----- MATERIAL TO PROCESS -----

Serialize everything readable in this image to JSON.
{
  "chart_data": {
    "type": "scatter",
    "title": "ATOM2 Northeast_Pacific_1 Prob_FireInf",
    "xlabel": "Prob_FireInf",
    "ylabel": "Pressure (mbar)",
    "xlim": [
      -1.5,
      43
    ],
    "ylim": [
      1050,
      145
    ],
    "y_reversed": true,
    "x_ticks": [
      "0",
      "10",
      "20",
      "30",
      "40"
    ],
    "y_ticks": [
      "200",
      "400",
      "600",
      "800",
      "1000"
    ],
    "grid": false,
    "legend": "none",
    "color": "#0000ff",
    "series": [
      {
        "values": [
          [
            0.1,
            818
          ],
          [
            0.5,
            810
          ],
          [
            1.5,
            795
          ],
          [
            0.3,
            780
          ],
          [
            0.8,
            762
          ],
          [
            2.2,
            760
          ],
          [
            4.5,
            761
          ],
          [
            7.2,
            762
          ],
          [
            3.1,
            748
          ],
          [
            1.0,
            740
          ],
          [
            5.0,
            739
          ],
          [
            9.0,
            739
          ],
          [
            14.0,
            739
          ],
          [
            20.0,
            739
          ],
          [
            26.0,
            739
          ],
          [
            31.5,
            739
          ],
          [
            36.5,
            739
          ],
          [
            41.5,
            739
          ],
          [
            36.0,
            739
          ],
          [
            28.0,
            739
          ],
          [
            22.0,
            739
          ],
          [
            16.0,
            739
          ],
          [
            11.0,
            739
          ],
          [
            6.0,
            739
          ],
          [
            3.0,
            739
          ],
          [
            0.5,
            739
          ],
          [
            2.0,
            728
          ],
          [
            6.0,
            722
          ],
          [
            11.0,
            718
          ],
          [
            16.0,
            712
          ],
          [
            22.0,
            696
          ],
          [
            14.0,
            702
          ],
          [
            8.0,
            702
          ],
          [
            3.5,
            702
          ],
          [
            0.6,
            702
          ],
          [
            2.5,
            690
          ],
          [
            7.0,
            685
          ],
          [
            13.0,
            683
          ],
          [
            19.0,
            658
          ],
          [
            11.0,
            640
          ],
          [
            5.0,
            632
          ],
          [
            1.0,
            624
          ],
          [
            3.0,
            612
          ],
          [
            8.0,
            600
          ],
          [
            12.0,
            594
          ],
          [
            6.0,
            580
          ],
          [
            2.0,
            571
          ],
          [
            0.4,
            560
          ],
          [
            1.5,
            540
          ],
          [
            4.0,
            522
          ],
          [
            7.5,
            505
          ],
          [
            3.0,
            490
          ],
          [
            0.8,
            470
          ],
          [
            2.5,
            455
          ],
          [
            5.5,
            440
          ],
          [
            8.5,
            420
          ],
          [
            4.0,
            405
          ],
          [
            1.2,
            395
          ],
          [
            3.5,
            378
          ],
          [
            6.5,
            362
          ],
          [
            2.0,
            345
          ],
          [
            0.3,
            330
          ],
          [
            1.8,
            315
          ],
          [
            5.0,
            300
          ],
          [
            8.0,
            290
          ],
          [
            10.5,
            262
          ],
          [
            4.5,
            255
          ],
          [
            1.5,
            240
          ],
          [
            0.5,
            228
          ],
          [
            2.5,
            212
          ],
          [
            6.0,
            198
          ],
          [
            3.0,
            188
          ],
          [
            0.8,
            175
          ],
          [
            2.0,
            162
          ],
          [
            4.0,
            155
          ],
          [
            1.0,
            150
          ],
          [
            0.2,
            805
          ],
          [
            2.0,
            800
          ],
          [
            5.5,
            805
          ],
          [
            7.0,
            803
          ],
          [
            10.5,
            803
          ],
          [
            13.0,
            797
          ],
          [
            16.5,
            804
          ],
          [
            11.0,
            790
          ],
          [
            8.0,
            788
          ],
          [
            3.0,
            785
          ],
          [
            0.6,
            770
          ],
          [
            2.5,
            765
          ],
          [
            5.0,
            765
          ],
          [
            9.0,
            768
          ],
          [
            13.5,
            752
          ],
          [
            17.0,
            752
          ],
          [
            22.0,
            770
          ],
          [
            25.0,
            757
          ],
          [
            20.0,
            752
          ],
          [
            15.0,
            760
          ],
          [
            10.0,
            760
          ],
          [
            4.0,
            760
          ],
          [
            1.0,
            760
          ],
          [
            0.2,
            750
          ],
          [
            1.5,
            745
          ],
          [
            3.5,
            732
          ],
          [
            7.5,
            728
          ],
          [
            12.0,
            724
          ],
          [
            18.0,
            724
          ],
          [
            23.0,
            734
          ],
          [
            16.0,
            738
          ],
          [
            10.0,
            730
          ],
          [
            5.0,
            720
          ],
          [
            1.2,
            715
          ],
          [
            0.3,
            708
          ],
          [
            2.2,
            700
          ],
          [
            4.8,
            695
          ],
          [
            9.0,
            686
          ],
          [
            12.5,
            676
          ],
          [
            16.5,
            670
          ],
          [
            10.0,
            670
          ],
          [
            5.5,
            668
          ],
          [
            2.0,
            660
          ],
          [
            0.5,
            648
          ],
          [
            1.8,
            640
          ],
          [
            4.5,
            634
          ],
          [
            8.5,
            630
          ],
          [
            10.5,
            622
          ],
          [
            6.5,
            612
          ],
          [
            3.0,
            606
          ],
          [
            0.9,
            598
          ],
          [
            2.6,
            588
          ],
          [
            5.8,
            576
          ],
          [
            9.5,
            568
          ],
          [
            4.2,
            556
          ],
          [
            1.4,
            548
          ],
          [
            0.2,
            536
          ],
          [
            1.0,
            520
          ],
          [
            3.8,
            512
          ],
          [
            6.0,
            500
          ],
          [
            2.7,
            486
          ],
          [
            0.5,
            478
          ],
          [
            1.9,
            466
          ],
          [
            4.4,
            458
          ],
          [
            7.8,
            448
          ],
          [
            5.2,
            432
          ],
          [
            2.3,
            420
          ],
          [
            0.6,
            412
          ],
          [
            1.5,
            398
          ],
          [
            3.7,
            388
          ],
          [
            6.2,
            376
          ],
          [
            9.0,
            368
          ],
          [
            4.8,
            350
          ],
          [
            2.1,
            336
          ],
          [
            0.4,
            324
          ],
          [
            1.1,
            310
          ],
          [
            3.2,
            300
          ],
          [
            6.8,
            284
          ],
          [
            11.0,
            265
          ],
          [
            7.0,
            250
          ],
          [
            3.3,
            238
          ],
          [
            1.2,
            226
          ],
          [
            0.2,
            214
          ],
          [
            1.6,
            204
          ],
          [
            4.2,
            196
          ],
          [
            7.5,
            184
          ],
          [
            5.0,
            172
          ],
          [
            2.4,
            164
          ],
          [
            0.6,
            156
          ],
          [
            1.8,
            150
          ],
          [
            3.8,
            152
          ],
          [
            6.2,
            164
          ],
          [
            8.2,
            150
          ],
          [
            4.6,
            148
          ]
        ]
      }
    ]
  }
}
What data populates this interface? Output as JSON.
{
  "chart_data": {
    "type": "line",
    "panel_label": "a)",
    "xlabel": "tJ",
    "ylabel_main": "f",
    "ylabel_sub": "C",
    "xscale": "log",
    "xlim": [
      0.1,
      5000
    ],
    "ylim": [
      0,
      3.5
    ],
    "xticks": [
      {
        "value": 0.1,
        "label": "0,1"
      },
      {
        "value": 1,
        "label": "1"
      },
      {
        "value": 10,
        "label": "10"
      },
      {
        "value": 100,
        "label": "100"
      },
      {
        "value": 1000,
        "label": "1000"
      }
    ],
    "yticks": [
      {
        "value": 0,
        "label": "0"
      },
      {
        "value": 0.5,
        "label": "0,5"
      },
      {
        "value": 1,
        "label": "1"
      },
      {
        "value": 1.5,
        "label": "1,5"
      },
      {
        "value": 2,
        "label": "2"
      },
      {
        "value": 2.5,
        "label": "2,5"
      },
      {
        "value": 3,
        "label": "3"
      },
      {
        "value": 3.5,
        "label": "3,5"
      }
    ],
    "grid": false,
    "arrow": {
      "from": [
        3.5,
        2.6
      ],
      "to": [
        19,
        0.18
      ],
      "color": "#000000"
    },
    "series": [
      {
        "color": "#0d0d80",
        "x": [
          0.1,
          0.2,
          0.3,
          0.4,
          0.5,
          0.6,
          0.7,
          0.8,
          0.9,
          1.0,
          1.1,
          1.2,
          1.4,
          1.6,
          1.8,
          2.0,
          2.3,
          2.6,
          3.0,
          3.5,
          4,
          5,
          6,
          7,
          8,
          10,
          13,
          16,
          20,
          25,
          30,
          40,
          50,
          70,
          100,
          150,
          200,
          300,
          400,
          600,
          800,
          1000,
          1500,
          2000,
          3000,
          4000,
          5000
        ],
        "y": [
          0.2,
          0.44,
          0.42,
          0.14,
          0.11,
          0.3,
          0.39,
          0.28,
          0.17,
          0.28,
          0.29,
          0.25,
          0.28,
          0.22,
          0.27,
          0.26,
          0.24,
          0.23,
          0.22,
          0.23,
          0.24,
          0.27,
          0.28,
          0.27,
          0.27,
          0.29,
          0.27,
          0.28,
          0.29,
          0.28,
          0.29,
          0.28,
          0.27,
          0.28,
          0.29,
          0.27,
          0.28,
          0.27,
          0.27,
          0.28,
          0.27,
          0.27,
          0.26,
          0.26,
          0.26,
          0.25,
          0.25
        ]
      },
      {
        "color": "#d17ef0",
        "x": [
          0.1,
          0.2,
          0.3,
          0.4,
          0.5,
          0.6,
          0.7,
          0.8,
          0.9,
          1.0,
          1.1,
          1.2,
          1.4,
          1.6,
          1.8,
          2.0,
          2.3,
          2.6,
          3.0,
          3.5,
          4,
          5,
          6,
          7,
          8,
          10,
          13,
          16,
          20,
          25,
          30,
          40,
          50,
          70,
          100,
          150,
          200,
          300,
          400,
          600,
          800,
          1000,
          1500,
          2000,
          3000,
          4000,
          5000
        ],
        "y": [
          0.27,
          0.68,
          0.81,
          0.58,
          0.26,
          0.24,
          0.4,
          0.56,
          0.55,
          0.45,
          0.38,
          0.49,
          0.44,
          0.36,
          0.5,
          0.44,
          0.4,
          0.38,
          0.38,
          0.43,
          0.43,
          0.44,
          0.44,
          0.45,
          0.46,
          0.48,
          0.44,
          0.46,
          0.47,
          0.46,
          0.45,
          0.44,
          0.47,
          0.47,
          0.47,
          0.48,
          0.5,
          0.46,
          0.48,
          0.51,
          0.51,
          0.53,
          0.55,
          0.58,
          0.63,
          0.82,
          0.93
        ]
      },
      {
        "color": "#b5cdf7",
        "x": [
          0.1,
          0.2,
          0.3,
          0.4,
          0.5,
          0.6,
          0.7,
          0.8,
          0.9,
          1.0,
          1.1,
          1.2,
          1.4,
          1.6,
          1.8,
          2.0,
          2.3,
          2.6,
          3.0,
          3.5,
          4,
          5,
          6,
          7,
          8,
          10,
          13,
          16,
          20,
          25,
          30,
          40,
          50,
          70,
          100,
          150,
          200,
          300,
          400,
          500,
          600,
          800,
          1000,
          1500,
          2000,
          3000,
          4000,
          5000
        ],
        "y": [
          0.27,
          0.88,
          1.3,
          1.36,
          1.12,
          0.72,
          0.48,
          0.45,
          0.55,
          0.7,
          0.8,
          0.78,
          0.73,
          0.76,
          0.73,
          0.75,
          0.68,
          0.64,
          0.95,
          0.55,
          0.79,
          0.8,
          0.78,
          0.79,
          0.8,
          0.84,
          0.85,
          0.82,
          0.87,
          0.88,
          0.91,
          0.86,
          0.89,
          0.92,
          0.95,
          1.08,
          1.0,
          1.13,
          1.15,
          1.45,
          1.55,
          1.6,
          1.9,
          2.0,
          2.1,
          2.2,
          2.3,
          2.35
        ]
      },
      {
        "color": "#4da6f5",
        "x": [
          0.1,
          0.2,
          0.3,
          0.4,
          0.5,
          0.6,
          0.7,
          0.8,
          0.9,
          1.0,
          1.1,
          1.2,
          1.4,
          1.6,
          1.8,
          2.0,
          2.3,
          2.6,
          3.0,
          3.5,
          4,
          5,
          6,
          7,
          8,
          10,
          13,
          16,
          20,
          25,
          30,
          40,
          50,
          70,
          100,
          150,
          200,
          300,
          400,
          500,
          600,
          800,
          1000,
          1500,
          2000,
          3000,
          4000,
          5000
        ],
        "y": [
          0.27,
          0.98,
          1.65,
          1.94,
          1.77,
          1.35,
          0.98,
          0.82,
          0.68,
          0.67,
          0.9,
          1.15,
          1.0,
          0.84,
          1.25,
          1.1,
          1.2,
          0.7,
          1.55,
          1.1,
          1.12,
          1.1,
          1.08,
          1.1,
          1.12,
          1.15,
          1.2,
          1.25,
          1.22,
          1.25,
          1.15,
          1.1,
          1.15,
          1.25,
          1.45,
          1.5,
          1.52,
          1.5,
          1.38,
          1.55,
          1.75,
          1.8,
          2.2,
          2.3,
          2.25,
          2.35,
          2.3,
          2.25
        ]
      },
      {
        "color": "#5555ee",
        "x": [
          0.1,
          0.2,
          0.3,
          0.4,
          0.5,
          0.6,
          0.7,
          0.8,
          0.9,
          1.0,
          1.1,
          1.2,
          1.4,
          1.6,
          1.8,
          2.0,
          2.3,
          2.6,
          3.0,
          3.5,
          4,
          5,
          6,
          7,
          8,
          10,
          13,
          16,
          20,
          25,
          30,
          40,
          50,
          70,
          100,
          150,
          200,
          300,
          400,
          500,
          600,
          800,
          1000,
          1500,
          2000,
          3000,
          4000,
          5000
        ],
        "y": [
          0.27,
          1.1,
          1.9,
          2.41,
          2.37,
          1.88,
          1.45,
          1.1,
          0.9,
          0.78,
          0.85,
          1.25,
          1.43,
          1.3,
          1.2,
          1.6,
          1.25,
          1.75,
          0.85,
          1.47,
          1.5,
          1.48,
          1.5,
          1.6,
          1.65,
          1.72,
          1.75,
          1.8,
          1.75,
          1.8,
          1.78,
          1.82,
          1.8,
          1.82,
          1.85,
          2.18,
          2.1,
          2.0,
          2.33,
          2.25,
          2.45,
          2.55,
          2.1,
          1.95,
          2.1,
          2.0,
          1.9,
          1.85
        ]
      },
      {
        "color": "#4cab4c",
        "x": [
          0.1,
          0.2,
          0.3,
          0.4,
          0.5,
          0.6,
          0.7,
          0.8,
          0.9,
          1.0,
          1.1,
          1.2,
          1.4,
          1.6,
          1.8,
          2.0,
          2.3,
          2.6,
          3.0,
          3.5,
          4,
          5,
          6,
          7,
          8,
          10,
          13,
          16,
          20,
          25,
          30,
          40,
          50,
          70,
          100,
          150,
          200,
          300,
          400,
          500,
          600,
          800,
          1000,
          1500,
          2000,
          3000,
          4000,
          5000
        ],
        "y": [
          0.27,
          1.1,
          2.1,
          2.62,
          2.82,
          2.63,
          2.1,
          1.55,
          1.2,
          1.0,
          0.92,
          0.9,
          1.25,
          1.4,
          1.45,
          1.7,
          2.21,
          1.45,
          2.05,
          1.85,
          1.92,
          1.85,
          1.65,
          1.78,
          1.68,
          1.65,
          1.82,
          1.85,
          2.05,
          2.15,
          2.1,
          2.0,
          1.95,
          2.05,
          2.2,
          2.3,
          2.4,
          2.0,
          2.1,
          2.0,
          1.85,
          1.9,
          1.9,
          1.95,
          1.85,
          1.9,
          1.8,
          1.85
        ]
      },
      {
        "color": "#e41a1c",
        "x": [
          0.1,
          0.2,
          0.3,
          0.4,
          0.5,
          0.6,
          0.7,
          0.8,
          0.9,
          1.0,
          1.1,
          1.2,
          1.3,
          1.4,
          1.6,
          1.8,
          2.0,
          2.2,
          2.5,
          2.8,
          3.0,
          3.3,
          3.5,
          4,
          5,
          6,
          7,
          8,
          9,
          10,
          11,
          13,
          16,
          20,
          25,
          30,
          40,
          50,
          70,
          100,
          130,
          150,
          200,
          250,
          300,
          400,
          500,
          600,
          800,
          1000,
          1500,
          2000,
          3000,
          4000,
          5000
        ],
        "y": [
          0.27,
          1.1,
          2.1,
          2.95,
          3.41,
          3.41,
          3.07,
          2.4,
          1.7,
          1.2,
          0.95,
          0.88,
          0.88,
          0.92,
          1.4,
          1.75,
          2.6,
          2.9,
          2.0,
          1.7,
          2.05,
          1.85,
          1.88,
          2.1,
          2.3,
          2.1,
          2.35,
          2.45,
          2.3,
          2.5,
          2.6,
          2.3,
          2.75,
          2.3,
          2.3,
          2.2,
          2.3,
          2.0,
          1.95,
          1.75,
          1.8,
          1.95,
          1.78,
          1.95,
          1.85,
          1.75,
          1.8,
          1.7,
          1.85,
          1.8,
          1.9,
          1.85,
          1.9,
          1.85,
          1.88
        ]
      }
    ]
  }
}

-----

◆ **WORK REQUIRED**
Lines of the material that contain the word "JSON" are to be gathered.

◆ **OUTPUT OF THE EXERCISE**
Serialize everything readable in this image to JSON.
What data populates this interface? Output as JSON.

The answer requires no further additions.